# Do this:
Make an exact copy of all the records.

# Items from a dataset:
::::::::

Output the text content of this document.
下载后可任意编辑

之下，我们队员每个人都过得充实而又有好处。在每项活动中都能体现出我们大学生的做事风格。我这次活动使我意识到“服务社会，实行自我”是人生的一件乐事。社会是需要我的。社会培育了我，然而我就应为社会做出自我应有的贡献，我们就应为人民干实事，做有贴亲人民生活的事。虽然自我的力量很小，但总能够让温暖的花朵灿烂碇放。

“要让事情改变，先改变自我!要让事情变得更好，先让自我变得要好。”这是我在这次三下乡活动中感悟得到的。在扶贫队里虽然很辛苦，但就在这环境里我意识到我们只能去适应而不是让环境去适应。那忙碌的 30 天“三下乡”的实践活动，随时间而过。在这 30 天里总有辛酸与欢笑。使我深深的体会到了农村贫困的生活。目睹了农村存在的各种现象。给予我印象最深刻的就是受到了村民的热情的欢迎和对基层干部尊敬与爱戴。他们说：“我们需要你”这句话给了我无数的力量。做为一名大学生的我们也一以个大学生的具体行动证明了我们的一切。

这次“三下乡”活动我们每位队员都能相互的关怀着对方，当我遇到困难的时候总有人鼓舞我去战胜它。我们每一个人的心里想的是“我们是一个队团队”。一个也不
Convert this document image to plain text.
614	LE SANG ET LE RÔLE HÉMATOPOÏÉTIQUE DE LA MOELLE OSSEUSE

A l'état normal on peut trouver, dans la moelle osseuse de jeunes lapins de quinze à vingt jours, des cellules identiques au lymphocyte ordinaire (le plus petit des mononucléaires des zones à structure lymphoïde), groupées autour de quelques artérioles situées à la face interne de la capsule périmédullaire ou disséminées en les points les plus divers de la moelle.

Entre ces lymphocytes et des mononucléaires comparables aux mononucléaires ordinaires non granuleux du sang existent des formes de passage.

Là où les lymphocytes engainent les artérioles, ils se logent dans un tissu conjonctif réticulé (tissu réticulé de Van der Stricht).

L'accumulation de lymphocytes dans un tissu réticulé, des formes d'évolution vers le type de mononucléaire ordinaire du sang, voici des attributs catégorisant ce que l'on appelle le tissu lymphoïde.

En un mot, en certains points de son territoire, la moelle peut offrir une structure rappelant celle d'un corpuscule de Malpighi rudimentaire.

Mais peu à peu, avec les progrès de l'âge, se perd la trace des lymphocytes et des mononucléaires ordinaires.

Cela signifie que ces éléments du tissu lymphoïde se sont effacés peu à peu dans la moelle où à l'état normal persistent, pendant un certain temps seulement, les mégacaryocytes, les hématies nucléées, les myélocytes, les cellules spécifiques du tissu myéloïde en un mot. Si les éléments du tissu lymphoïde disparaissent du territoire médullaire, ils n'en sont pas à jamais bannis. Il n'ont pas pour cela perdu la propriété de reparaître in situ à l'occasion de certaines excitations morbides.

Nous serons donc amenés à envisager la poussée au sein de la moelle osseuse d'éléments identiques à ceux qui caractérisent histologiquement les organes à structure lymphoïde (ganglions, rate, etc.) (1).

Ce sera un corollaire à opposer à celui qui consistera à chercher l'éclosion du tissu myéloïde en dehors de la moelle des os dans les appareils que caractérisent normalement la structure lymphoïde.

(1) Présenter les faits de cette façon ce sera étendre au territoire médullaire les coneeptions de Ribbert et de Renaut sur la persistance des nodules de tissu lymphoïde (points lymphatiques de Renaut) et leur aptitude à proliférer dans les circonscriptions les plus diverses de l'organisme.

::::::::

# Answer to the exercise:
Output the text content of this document.
下载后可任意编辑

之下，我们队员每个人都过得充实而又有好处。在每项活动中都能体现出我们大学生的做事风格。我这次活动使我意识到“服务社会，实行自我”是人生的一件乐事。社会是需要我的。社会培育了我，然而我就应为社会做出自我应有的贡献，我们就应为人民干实事，做有贴亲人民生活的事。虽然自我的力量很小，但总能够让温暖的花朵灿烂碇放。

“要让事情改变，先改变自我!要让事情变得更好，先让自我变得要好。”这是我在这次三下乡活动中感悟得到的。在扶贫队里虽然很辛苦，但就在这环境里我意识到我们只能去适应而不是让环境去适应。那忙碌的 30 天“三下乡”的实践活动，随时间而过。在这 30 天里总有辛酸与欢笑。使我深深的体会到了农村贫困的生活。目睹了农村存在的各种现象。给予我印象最深刻的就是受到了村民的热情的欢迎和对基层干部尊敬与爱戴。他们说：“我们需要你”这句话给了我无数的力量。做为一名大学生的我们也一以个大学生的具体行动证明了我们的一切。

这次“三下乡”活动我们每位队员都能相互的关怀着对方，当我遇到困难的时候总有人鼓舞我去战胜它。我们每一个人的心里想的是“我们是一个队团队”。一个也不
Convert this document image to plain text.
614	LE SANG ET LE RÔLE HÉMATOPOÏÉTIQUE DE LA MOELLE OSSEUSE

A l'état normal on peut trouver, dans la moelle osseuse de jeunes lapins de quinze à vingt jours, des cellules identiques au lymphocyte ordinaire (le plus petit des mononucléaires des zones à structure lymphoïde), groupées autour de quelques artérioles situées à la face interne de la capsule périmédullaire ou disséminées en les points les plus divers de la moelle.

Entre ces lymphocytes et des mononucléaires comparables aux mononucléaires ordinaires non granuleux du sang existent des formes de passage.

Là où les lymphocytes engainent les artérioles, ils se logent dans un tissu conjonctif réticulé (tissu réticulé de Van der Stricht).

L'accumulation de lymphocytes dans un tissu réticulé, des formes d'évolution vers le type de mononucléaire ordinaire du sang, voici des attributs catégorisant ce que l'on appelle le tissu lymphoïde.

En un mot, en certains points de son territoire, la moelle peut offrir une structure rappelant celle d'un corpuscule de Malpighi rudimentaire.

Mais peu à peu, avec les progrès de l'âge, se perd la trace des lymphocytes et des mononucléaires ordinaires.

Cela signifie que ces éléments du tissu lymphoïde se sont effacés peu à peu dans la moelle où à l'état normal persistent, pendant un certain temps seulement, les mégacaryocytes, les hématies nucléées, les myélocytes, les cellules spécifiques du tissu myéloïde en un mot. Si les éléments du tissu lymphoïde disparaissent du territoire médullaire, ils n'en sont pas à jamais bannis. Il n'ont pas pour cela perdu la propriété de reparaître in situ à l'occasion de certaines excitations morbides.

Nous serons donc amenés à envisager la poussée au sein de la moelle osseuse d'éléments identiques à ceux qui caractérisent histologiquement les organes à structure lymphoïde (ganglions, rate, etc.) (1).

Ce sera un corollaire à opposer à celui qui consistera à chercher l'éclosion du tissu myéloïde en dehors de la moelle des os dans les appareils que caractérisent normalement la structure lymphoïde.

(1) Présenter les faits de cette façon ce sera étendre au territoire médullaire les coneeptions de Ribbert et de Renaut sur la persistance des nodules de tissu lymphoïde (points lymphatiques de Renaut) et leur aptitude à proliférer dans les circonscriptions les plus diverses de l'organisme.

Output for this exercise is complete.